**What the exercise asks:** Go through the records and give each one again exactly.

**Records to process:**
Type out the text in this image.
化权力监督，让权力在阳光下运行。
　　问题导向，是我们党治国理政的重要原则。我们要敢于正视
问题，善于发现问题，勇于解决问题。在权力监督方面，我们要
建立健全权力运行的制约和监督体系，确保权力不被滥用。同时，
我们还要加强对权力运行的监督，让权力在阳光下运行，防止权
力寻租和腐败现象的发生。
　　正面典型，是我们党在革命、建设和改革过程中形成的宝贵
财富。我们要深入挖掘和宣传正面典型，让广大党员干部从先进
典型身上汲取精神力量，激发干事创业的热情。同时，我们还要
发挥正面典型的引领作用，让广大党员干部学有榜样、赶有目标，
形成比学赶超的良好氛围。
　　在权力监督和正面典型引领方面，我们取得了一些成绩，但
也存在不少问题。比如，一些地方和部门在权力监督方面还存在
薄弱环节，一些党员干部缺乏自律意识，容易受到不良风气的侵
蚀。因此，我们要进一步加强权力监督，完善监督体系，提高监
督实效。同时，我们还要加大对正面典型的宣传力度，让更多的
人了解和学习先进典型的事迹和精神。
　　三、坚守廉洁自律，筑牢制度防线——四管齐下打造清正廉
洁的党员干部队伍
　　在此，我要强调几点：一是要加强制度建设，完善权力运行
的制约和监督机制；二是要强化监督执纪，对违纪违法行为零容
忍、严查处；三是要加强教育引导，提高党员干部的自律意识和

**Written solution:**
Type out the text in this image.
化权力监督，让权力在阳光下运行。
　　问题导向，是我们党治国理政的重要原则。我们要敢于正视
问题，善于发现问题，勇于解决问题。在权力监督方面，我们要
建立健全权力运行的制约和监督体系，确保权力不被滥用。同时，
我们还要加强对权力运行的监督，让权力在阳光下运行，防止权
力寻租和腐败现象的发生。
　　正面典型，是我们党在革命、建设和改革过程中形成的宝贵
财富。我们要深入挖掘和宣传正面典型，让广大党员干部从先进
典型身上汲取精神力量，激发干事创业的热情。同时，我们还要
发挥正面典型的引领作用，让广大党员干部学有榜样、赶有目标，
形成比学赶超的良好氛围。
　　在权力监督和正面典型引领方面，我们取得了一些成绩，但
也存在不少问题。比如，一些地方和部门在权力监督方面还存在
薄弱环节，一些党员干部缺乏自律意识，容易受到不良风气的侵
蚀。因此，我们要进一步加强权力监督，完善监督体系，提高监
督实效。同时，我们还要加大对正面典型的宣传力度，让更多的
人了解和学习先进典型的事迹和精神。
　　三、坚守廉洁自律，筑牢制度防线——四管齐下打造清正廉
洁的党员干部队伍
　　在此，我要强调几点：一是要加强制度建设，完善权力运行
的制约和监督机制；二是要强化监督执纪，对违纪违法行为零容
忍、严查处；三是要加强教育引导，提高党员干部的自律意识和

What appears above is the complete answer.